# Task prompt
Locate the lines of the listing below that hold "коммунального", then copy each of them.

# Input data
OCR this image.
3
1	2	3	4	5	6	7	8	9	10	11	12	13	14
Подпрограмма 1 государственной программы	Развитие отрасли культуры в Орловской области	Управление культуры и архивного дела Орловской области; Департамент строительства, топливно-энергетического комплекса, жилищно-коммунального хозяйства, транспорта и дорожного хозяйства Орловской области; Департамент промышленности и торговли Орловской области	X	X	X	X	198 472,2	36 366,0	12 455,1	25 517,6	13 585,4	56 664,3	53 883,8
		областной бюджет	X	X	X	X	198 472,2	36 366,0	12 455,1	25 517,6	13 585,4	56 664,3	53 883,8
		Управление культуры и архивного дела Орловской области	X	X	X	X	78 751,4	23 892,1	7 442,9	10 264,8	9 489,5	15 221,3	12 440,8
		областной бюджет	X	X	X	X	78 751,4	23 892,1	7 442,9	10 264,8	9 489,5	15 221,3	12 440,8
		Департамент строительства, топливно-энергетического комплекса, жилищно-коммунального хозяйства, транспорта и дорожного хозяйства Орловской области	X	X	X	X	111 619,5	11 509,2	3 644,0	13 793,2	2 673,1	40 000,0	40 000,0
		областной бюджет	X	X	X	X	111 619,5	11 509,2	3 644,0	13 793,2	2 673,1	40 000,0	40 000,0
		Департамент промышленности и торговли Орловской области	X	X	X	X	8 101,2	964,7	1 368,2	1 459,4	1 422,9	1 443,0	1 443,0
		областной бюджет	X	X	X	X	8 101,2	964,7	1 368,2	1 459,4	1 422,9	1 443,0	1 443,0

# The result
Подпрограмма 1 государственной программы	Развитие отрасли культуры в Орловской области	Управление культуры и архивного дела Орловской области; Департамент строительства, топливно-энергетического комплекса, жилищно-коммунального хозяйства, транспорта и дорожного хозяйства Орловской области; Департамент промышленности и торговли Орловской области	X	X	X	X	198 472,2	36 366,0	12 455,1	25 517,6	13 585,4	56 664,3	53 883,8
		Департамент строительства, топливно-энергетического комплекса, жилищно-коммунального хозяйства, транспорта и дорожного хозяйства Орловской области	X	X	X	X	111 619,5	11 509,2	3 644,0	13 793,2	2 673,1	40 000,0	40 000,0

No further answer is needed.